▸ **WORK INSTRUCTIONS**
Extract each line of the material that follows exactly and omit its pictures.

▸ **Records from a data collection**

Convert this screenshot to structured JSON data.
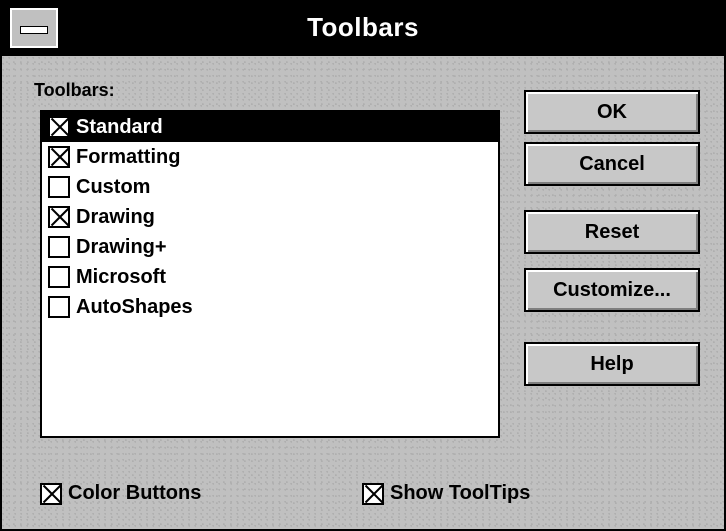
{
  "window": {
    "title": "Toolbars"
  },
  "toolbars_group": {
    "label": "Toolbars:",
    "items": [
      {
        "label": "Standard",
        "checked": true,
        "selected": true
      },
      {
        "label": "Formatting",
        "checked": true,
        "selected": false
      },
      {
        "label": "Custom",
        "checked": false,
        "selected": false
      },
      {
        "label": "Drawing",
        "checked": true,
        "selected": false
      },
      {
        "label": "Drawing+",
        "checked": false,
        "selected": false
      },
      {
        "label": "Microsoft",
        "checked": false,
        "selected": false
      },
      {
        "label": "AutoShapes",
        "checked": false,
        "selected": false
      }
    ]
  },
  "buttons": {
    "ok": "OK",
    "cancel": "Cancel",
    "reset": "Reset",
    "customize": "Customize...",
    "help": "Help"
  },
  "options": {
    "color_buttons": {
      "label": "Color Buttons",
      "checked": true
    },
    "show_tooltips": {
      "label": "Show ToolTips",
      "checked": true
    }
  },
  "icons": {
    "system_menu": "system-menu-icon"
  }
}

▸ **TASK SOLUTION**
Convert this screenshot to structured JSON data.
{
  "window": {
    "title": "Toolbars"
  },
  "toolbars_group": {
    "label": "Toolbars:",
    "items": [
      {
        "label": "Standard",
        "checked": true,
        "selected": true
      },
      {
        "label": "Formatting",
        "checked": true,
        "selected": false
      },
      {
        "label": "Custom",
        "checked": false,
        "selected": false
      },
      {
        "label": "Drawing",
        "checked": true,
        "selected": false
      },
      {
        "label": "Drawing+",
        "checked": false,
        "selected": false
      },
      {
        "label": "Microsoft",
        "checked": false,
        "selected": false
      },
      {
        "label": "AutoShapes",
        "checked": false,
        "selected": false
      }
    ]
  },
  "buttons": {
    "ok": "OK",
    "cancel": "Cancel",
    "reset": "Reset",
    "customize": "Customize...",
    "help": "Help"
  },
  "options": {
    "color_buttons": {
      "label": "Color Buttons",
      "checked": true
    },
    "show_tooltips": {
      "label": "Show ToolTips",
      "checked": true
    }
  },
  "icons": {
    "system_menu": "system-menu-icon"
  }
}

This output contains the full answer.